### [Provided data]

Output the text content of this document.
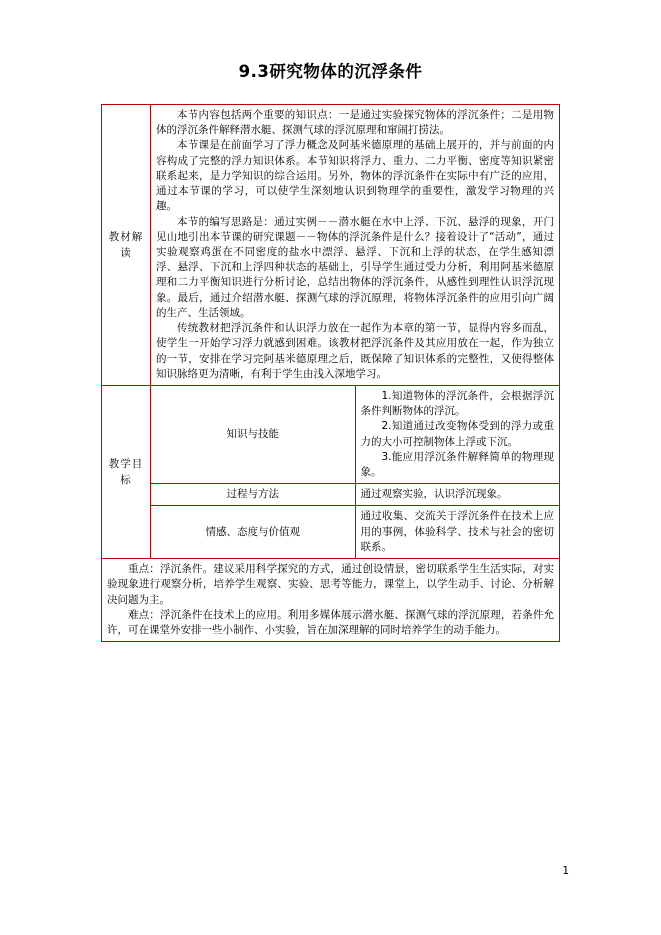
9.3研究物体的沉浮条件
教材解读	本节内容包括两个重要的知识点：一是通过实验探究物体的浮沉条件；二是用物体的浮沉条件解释潜水艇、探测气球的浮沉原理和窜闹打捞法。

本节课是在前面学习了浮力概念及阿基米德原理的基础上展开的，并与前面的内容构成了完整的浮力知识体系。本节知识将浮力、重力、二力平衡、密度等知识紧密联系起来，是力学知识的综合运用。另外，物体的浮沉条件在实际中有广泛的应用，通过本节课的学习，可以使学生深刻地认识到物理学的重要性，激发学习物理的兴趣。

本节的编写思路是：通过实例－－潜水艇在水中上浮、下沉、悬浮的现象，开门见山地引出本节课的研究课题－－物体的浮沉条件是什么？接着设计了“活动”，通过实验观察鸡蛋在不同密度的盐水中漂浮、悬浮、下沉和上浮的状态，在学生感知漂浮、悬浮、下沉和上浮四种状态的基础上，引导学生通过受力分析，利用阿基米德原理和二力平衡知识进行分析讨论，总结出物体的浮沉条件，从感性到理性认识浮沉现象。最后，通过介绍潜水艇、探测气球的浮沉原理，将物体浮沉条件的应用引向广阔的生产、生活领域。

传统教材把浮沉条件和认识浮力放在一起作为本章的第一节，显得内容多而乱，使学生一开始学习浮力就感到困难。该教材把浮沉条件及其应用放在一起，作为独立的一节，安排在学习完阿基米德原理之后，既保障了知识体系的完整性，又使得整体知识脉络更为清晰，有利于学生由浅入深地学习。	

教学目标	知识与技能	1.知道物体的浮沉条件，会根据浮沉条件判断物体的浮沉。

2.知道通过改变物体受到的浮力或重力的大小可控制物体上浮或下沉。

3.能应用浮沉条件解释简单的物理现象。

	过程与方法	通过观察实验，认识浮沉现象。

	情感、态度与价值观	通过收集、交流关于浮沉条件在技术上应用的事例，体验科学、技术与社会的密切联系。

重点：浮沉条件。建议采用科学探究的方式，通过创设情景，密切联系学生生活实际，对实验现象进行观察分析，培养学生观察、实验、思考等能力，课堂上，以学生动手、讨论、分析解决问题为主。

难点：浮沉条件在技术上的应用。利用多媒体展示潜水艇、探测气球的浮沉原理，若条件允许，可在课堂外安排一些小制作、小实验，旨在加深理解的同时培养学生的动手能力。		

1
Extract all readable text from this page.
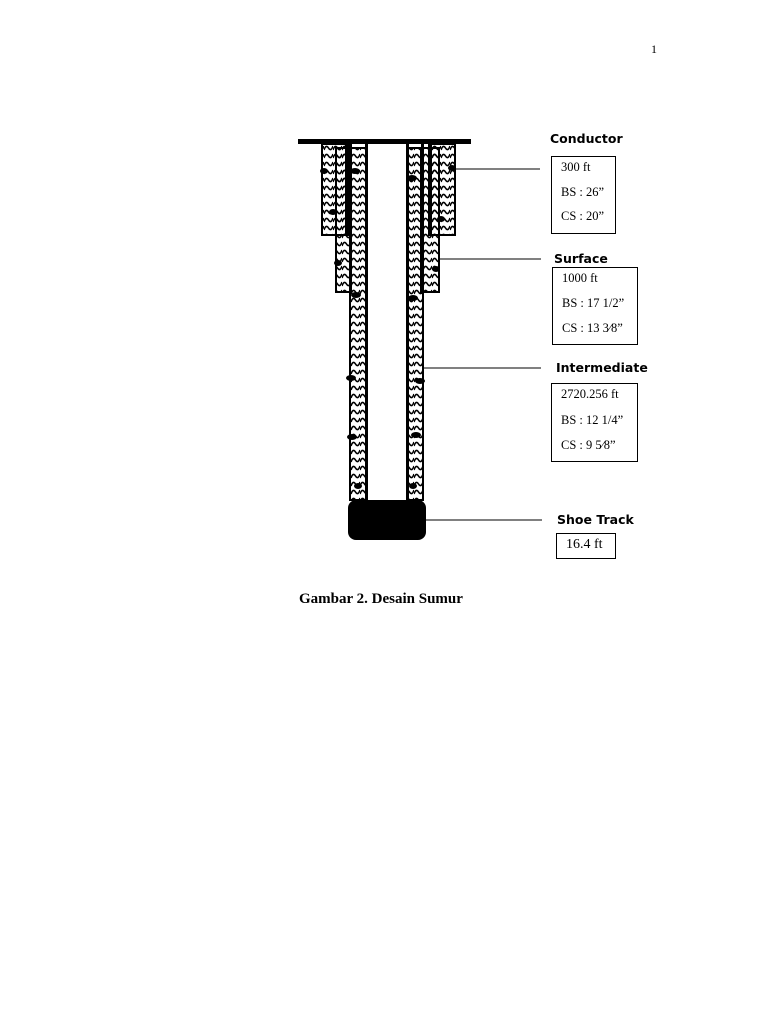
1
Conductor
300 ft
BS : 26”
CS : 20”
Surface
1000 ft
BS : 17 1/2”
CS : 13 3⁄8”
Intermediate
2720.256 ft
BS : 12 1/4”
CS : 9 5⁄8”
Shoe Track
16.4 ft
Gambar 2. Desain Sumur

### [Given exercise]
Copy out all the entries exactly. Images stay out of the copy.

### [Reply]
Output the text content of this document.
9.3研究物体的沉浮条件
教材解读	本节内容包括两个重要的知识点：一是通过实验探究物体的浮沉条件；二是用物体的浮沉条件解释潜水艇、探测气球的浮沉原理和窜闹打捞法。

本节课是在前面学习了浮力概念及阿基米德原理的基础上展开的，并与前面的内容构成了完整的浮力知识体系。本节知识将浮力、重力、二力平衡、密度等知识紧密联系起来，是力学知识的综合运用。另外，物体的浮沉条件在实际中有广泛的应用，通过本节课的学习，可以使学生深刻地认识到物理学的重要性，激发学习物理的兴趣。

本节的编写思路是：通过实例－－潜水艇在水中上浮、下沉、悬浮的现象，开门见山地引出本节课的研究课题－－物体的浮沉条件是什么？接着设计了“活动”，通过实验观察鸡蛋在不同密度的盐水中漂浮、悬浮、下沉和上浮的状态，在学生感知漂浮、悬浮、下沉和上浮四种状态的基础上，引导学生通过受力分析，利用阿基米德原理和二力平衡知识进行分析讨论，总结出物体的浮沉条件，从感性到理性认识浮沉现象。最后，通过介绍潜水艇、探测气球的浮沉原理，将物体浮沉条件的应用引向广阔的生产、生活领域。

传统教材把浮沉条件和认识浮力放在一起作为本章的第一节，显得内容多而乱，使学生一开始学习浮力就感到困难。该教材把浮沉条件及其应用放在一起，作为独立的一节，安排在学习完阿基米德原理之后，既保障了知识体系的完整性，又使得整体知识脉络更为清晰，有利于学生由浅入深地学习。	

教学目标	知识与技能	1.知道物体的浮沉条件，会根据浮沉条件判断物体的浮沉。

2.知道通过改变物体受到的浮力或重力的大小可控制物体上浮或下沉。

3.能应用浮沉条件解释简单的物理现象。

	过程与方法	通过观察实验，认识浮沉现象。

	情感、态度与价值观	通过收集、交流关于浮沉条件在技术上应用的事例，体验科学、技术与社会的密切联系。

重点：浮沉条件。建议采用科学探究的方式，通过创设情景，密切联系学生生活实际，对实验现象进行观察分析，培养学生观察、实验、思考等能力，课堂上，以学生动手、讨论、分析解决问题为主。

难点：浮沉条件在技术上的应用。利用多媒体展示潜水艇、探测气球的浮沉原理，若条件允许，可在课堂外安排一些小制作、小实验，旨在加深理解的同时培养学生的动手能力。		

1
Extract all readable text from this page.
1
Conductor
300 ft
BS : 26”
CS : 20”
Surface
1000 ft
BS : 17 1/2”
CS : 13 3⁄8”
Intermediate
2720.256 ft
BS : 12 1/4”
CS : 9 5⁄8”
Shoe Track
16.4 ft
Gambar 2. Desain Sumur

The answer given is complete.